Stored data entries
###

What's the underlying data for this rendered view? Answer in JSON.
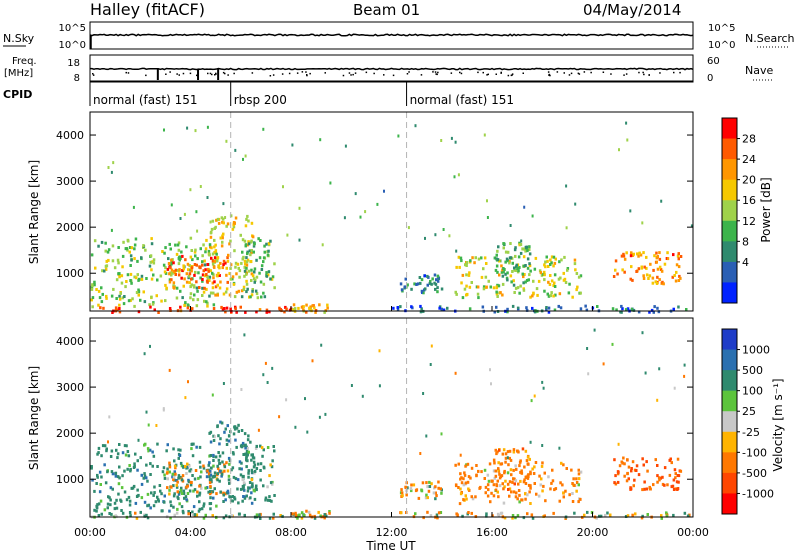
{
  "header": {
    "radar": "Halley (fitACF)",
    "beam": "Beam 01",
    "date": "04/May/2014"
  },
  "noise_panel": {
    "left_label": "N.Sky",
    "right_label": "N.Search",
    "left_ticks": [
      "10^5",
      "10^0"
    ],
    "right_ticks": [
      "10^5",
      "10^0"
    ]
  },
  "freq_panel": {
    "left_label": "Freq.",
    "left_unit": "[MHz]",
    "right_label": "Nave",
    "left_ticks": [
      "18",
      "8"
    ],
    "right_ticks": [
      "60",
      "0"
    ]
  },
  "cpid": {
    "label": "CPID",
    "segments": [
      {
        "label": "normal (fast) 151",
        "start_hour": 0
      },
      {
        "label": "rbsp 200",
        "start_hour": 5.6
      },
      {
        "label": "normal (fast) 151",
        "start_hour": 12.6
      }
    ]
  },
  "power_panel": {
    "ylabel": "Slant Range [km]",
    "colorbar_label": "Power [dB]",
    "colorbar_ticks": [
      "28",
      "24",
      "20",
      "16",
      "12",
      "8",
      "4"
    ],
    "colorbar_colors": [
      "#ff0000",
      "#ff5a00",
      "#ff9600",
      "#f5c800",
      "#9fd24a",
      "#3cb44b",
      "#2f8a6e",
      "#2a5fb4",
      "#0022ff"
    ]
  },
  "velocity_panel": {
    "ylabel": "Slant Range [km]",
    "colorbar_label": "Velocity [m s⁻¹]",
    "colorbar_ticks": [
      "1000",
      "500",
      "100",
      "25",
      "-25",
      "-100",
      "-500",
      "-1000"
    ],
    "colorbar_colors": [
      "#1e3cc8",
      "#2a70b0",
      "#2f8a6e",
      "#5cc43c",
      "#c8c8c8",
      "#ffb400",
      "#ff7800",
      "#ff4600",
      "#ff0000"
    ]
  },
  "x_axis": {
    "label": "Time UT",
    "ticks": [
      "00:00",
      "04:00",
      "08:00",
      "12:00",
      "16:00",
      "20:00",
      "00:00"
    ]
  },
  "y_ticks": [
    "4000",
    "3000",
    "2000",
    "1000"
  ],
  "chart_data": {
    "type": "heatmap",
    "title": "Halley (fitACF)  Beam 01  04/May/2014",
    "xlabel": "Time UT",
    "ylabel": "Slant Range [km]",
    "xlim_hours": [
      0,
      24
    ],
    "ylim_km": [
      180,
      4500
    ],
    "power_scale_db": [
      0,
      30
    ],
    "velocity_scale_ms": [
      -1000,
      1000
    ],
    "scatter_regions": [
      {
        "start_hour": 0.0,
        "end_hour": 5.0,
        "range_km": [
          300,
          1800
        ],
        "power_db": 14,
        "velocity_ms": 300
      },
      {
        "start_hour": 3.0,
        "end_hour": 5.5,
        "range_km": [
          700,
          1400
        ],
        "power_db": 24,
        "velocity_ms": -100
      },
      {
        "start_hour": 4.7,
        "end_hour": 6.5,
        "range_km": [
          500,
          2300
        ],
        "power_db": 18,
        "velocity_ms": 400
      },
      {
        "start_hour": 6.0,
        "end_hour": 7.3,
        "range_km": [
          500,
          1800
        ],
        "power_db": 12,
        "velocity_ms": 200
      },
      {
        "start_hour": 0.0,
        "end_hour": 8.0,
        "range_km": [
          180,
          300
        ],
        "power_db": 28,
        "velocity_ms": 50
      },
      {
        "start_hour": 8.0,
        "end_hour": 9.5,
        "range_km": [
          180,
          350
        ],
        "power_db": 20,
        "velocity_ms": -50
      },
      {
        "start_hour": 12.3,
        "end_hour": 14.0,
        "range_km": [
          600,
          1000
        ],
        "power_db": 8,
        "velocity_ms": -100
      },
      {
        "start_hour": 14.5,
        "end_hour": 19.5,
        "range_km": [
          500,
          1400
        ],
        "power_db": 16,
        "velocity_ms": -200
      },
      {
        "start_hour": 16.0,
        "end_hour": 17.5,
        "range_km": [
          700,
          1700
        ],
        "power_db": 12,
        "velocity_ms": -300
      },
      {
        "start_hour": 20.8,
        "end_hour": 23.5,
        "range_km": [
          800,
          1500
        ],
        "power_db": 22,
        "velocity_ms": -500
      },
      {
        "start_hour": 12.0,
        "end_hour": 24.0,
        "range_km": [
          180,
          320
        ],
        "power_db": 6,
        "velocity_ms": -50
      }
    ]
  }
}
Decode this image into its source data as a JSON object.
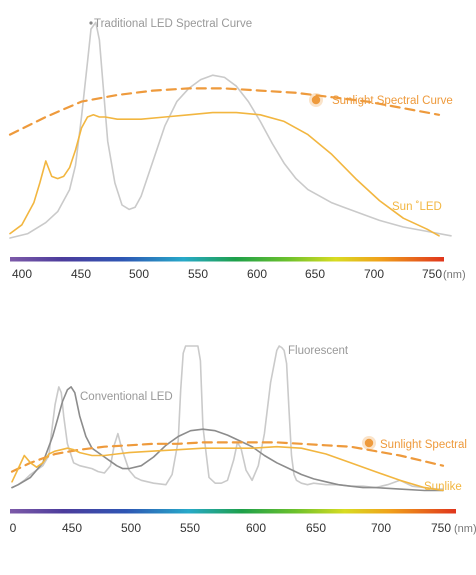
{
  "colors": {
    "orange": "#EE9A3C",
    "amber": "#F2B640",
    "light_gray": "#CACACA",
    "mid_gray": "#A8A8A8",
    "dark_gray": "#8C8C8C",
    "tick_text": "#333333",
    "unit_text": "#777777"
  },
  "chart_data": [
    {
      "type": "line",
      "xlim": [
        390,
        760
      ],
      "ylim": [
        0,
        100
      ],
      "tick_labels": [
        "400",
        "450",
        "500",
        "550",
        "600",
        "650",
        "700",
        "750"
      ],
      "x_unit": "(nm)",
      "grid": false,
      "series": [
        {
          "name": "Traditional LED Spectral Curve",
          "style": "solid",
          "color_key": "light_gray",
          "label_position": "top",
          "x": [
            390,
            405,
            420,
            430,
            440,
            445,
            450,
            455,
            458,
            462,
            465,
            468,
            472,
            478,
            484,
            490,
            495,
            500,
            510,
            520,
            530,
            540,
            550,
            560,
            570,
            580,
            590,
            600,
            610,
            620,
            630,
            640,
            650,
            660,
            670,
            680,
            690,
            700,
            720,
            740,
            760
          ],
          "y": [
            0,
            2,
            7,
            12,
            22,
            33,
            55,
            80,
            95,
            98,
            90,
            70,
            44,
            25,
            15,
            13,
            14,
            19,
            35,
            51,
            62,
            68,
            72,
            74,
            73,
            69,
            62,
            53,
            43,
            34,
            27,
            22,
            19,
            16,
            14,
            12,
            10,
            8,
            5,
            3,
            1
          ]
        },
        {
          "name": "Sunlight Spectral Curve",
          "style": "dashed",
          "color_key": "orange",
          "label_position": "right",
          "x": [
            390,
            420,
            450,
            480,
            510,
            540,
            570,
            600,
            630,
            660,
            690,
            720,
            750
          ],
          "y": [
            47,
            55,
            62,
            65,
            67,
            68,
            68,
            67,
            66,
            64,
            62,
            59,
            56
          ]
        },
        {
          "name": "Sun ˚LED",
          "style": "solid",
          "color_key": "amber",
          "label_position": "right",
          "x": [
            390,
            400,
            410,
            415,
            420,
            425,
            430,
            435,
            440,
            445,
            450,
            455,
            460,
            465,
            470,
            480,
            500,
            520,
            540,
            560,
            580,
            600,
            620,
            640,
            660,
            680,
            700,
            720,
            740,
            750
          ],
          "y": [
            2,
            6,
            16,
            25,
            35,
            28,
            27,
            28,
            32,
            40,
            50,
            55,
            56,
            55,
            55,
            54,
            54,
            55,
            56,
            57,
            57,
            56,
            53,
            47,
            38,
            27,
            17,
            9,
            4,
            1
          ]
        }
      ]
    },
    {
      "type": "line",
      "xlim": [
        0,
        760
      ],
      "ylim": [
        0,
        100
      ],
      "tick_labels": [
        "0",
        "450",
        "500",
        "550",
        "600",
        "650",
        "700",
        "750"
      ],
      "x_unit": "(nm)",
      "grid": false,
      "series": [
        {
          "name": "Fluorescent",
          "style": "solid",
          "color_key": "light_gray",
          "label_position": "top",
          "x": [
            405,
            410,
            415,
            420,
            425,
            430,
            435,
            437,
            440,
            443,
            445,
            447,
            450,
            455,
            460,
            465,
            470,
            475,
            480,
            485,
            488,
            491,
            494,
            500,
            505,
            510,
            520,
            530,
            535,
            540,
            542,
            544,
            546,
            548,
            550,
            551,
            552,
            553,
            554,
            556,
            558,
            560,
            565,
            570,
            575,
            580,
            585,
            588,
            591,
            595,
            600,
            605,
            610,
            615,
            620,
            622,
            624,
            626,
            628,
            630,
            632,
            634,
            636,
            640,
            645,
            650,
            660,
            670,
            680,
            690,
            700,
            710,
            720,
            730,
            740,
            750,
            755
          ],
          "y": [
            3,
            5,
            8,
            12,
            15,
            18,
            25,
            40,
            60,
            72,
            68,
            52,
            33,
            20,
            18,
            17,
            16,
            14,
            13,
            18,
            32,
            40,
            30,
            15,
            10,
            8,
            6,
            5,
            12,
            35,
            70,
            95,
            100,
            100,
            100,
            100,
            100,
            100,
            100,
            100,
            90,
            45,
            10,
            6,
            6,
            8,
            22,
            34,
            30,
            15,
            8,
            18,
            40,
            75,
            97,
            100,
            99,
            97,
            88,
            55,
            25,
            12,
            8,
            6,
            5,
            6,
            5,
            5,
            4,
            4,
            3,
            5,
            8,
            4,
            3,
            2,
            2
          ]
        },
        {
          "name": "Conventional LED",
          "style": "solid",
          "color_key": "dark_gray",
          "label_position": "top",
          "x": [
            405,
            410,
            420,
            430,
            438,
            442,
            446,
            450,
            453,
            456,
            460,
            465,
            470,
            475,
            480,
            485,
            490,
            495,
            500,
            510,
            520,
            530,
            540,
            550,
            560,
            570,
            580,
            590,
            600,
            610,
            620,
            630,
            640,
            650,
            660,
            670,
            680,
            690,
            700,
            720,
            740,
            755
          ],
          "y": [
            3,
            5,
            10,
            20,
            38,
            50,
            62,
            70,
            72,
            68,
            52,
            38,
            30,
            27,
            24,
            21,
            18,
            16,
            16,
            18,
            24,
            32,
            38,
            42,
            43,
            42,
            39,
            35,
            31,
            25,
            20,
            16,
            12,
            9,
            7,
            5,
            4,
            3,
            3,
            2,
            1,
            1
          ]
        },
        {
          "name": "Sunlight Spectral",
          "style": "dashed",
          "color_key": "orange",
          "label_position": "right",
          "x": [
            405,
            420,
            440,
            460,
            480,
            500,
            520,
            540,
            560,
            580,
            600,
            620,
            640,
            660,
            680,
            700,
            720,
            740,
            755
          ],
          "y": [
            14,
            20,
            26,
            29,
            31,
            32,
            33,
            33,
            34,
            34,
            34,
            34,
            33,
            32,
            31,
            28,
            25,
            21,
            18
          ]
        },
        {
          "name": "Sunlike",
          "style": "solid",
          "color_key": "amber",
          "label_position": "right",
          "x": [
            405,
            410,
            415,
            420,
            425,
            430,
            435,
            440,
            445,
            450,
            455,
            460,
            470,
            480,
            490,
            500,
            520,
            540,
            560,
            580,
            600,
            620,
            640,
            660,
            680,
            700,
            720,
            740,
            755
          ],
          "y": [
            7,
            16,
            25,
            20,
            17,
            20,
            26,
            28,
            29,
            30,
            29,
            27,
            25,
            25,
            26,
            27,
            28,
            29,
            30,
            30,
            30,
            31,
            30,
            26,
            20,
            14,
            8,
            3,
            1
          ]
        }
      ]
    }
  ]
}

###

Search the listing for the word "Spectral" and return each line that holds it.

• **WRITTEN SOLUTION**:
          "name": "Traditional LED Spectral Curve",
          "name": "Sunlight Spectral Curve",
          "name": "Sunlight Spectral",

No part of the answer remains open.